Data extracted from a collection:
_ _ _ _ _ _ _
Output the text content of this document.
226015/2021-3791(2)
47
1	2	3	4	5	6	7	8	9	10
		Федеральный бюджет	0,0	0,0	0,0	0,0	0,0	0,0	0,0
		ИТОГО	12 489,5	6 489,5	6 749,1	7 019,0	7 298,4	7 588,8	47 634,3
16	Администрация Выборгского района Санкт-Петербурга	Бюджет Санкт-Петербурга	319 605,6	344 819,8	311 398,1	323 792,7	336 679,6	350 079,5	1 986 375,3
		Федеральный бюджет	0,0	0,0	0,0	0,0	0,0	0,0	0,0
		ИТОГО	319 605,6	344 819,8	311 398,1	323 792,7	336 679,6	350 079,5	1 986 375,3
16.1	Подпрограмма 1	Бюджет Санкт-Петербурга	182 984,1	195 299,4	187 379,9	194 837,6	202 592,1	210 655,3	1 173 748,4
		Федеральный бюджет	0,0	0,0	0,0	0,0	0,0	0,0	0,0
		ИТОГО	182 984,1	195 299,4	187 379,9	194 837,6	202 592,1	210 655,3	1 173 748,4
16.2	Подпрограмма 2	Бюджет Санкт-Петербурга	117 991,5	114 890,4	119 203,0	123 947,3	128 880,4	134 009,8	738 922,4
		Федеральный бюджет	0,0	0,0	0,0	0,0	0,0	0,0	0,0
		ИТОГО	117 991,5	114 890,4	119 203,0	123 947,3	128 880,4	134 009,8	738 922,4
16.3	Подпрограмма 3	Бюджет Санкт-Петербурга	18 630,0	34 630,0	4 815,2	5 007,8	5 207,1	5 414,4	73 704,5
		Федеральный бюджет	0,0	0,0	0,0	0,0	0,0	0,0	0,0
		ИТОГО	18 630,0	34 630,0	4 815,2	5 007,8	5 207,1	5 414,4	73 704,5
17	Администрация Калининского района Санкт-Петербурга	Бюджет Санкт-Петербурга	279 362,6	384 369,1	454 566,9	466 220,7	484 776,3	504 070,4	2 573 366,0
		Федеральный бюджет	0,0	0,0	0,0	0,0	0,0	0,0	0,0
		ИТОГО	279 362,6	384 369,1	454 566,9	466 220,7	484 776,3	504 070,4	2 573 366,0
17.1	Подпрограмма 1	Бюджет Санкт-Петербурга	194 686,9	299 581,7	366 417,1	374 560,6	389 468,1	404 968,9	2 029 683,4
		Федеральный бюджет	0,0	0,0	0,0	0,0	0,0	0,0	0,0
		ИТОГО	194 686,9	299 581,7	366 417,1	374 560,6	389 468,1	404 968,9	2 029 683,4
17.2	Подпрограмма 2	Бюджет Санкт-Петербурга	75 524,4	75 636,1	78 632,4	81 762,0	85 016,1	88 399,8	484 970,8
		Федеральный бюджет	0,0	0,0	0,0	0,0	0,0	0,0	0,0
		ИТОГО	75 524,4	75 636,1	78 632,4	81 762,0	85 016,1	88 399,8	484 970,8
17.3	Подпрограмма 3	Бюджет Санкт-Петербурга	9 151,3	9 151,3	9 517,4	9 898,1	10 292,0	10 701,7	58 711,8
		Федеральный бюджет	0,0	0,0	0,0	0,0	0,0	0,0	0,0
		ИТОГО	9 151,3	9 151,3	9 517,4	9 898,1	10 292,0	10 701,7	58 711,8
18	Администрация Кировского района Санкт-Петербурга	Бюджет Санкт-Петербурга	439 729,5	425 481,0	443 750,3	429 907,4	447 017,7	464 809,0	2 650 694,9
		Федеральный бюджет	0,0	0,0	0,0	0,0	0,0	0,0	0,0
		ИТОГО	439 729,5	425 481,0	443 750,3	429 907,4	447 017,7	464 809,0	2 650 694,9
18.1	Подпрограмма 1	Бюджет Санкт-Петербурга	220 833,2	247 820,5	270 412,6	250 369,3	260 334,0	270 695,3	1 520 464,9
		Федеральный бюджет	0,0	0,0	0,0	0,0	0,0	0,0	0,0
_ _ _ _ _ _ _
● **Required work**:
Using the records above, select and copy every line that has the word "Администрация".

● **The completed task**:
16	Администрация Выборгского района Санкт-Петербурга	Бюджет Санкт-Петербурга	319 605,6	344 819,8	311 398,1	323 792,7	336 679,6	350 079,5	1 986 375,3
17	Администрация Калининского района Санкт-Петербурга	Бюджет Санкт-Петербурга	279 362,6	384 369,1	454 566,9	466 220,7	484 776,3	504 070,4	2 573 366,0
18	Администрация Кировского района Санкт-Петербурга	Бюджет Санкт-Петербурга	439 729,5	425 481,0	443 750,3	429 907,4	447 017,7	464 809,0	2 650 694,9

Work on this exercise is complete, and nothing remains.